Task instructions: Count the lines below that include "categories". Only the number should be given.

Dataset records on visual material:
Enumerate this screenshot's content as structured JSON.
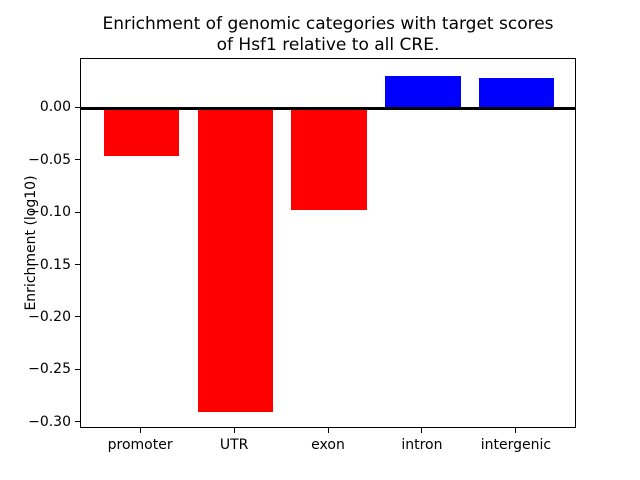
{
  "figure": {
    "background_color": "#ffffff",
    "text_color": "#000000"
  },
  "chart_data": {
    "type": "bar",
    "title": "Enrichment of genomic categories with target scores\nof Hsf1 relative to all CRE.",
    "xlabel": "",
    "ylabel": "Enrichment (log10)",
    "categories": [
      "promoter",
      "UTR",
      "exon",
      "intron",
      "intergenic"
    ],
    "values": [
      -0.046,
      -0.29,
      -0.097,
      0.031,
      0.029
    ],
    "bar_colors": [
      "#ff0000",
      "#ff0000",
      "#ff0000",
      "#0000ff",
      "#0000ff"
    ],
    "negative_color": "#ff0000",
    "positive_color": "#0000ff",
    "ylim": [
      -0.306,
      0.047
    ],
    "xlim": [
      -0.64,
      4.64
    ],
    "bar_width": 0.8,
    "yticks": [
      0.0,
      -0.05,
      -0.1,
      -0.15,
      -0.2,
      -0.25,
      -0.3
    ],
    "ytick_labels": [
      "0.00",
      "−0.05",
      "−0.10",
      "−0.15",
      "−0.20",
      "−0.25",
      "−0.30"
    ],
    "zero_line": true,
    "zero_line_color": "#000000",
    "grid": false,
    "legend": null
  }
}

Answer section: 2